## Reading text
# # #
Perform Sequence Prediction using the TDAG Sequence Prediction Model (SPMF documentation)

This example explains how to run the TDAG algorithm using the SPMF open-source data mining library.

How to run this example?

To run the implementation of TDAG (Transition Directed Acyclic Graph)

What is TDAG (Transition Directed Acyclic Graph)?

TDAG (Transition Directed Acyclic Graph) is a sequence prediction model proposed by Pitkow & Piroli (1999) that combines markovian models of order 1 to k, where k is parameter that need to be set by the user. This model is used for performing sequence predictions. A sequence prediction consists of predicting the next symbol of a sequence based on a set of training sequences. The task of sequence prediction has numerous applications in various domains. For example, it can be used to predict the next webpage that a user will visit based on previously visited webpages by the user and other users.

The TDAG prediction model is quite simple. This is one reason why it is still popular. But TDAG is often outperformed by newer models such as CPT+ in terms of prediction accuracy.

This implementation has been obtained from the ipredict project.

What is the input of TDAG?

The input of TDAG is a sequence database containing training sequences. These sequences are used to train the prediction model.

In the context of TDAG, a sequence database is a set of sequences where each sequence is a list of items (symbols). For example, the table shown below contains four sequences. The first sequence, named S1, contains 5 items. This sequence means that item 1 was followed by items 2, followed by item 3, followed by item 4, and followed by item 6. This database is provided in the file "contextCPT.txt" of the SPMF distribution.

ID Sequences
S1 (1), (2), (3), (4), (6)
S2 (4), (3), (2), (5)
S3 (5), (1), (4), (3), (2)
S4 (5), (7), (1), (4), (2), (3)

What is the output of TDAG?

TDAG performs sequence prediction. After TDAG has been trained with the input sequence database, it can predict the next symbol of a new sequence.
# # #
## Recorded information
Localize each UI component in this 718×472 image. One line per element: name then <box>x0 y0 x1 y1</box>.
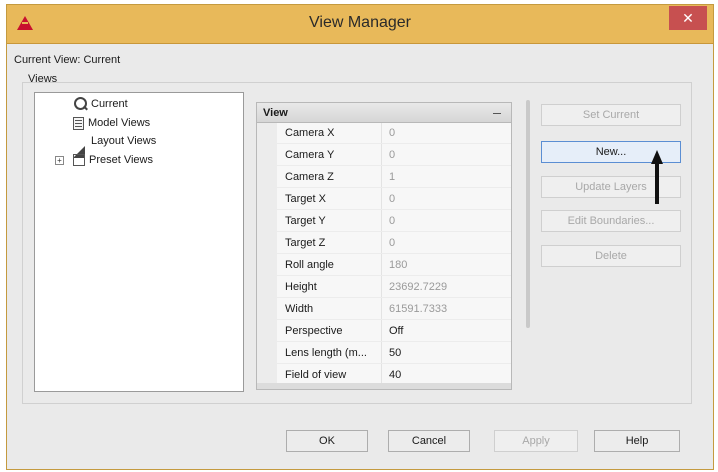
# # #
## Objectives
[1] Answer each of these from the TDAG documentation:
(a) Who proposed TDAG, and in what year?
(b) From which project was this implementation obtained?
(c) Which file of the SPMF distribution holds the example sequence database?
[2] From the table in the TDAG documentation, list each sequence name with the number of items that sequence contains.
[3] Extend the TDAG documentation, picking up after its final sentence.
The lines that come after the TDAG documentation are separate material.

## Results for the exercise
[1]
(a) Pitkow & Piroli, in 1999.
(b) The ipredict project.
(c) "contextCPT.txt".

[2]
S1: 5 items
S2: 4 items
S3: 5 items
S4: 6 items

[3]
For example, if TDAG is trained with the previous sequence database and parameters, it will predict that the next symbol following the sequence (1),(2) is the symbol (3).

Input file format

The input file format is defined as follows. It is a text file where each line represents a sequence from a sequence database. Each item from a sequence is separated by single space and a -1. The value "-2" indicates the end of a sequence (it appears at the end of each line). For example, the input file "contextCPT.txt" contains the following four lines (four sequences).

1 -1 2 -1 3 -1 4 -1 6 -1 -2
4 -1 3 -1 2 -1 5 -1 -2
5 -1 1 -1 4 -1 3 -1 2 -1 -2
5 -1 7 -1 1 -1 4 -1 2 -1 3 -1 -2

The first line represents a sequence where the item 1 was followed by items 2, followed by item 3, followed by item 4, and followed by item 6. The next lines follow the same format.

Performance

TDAG is a sequence prediction model that is quite simple and thus is generally memory efficient. But, it can often be outperformed in terms of prediction accuracy by newer models such as CPT+.

Where can I get more information about TDAG?

The TDAG sequence prediction model was proposed in this paper:

Laird, P., Saul, R.: Discrete sequence prediction and its applications. Machine learning, vol. 15, no. 1, 43-68 (1994)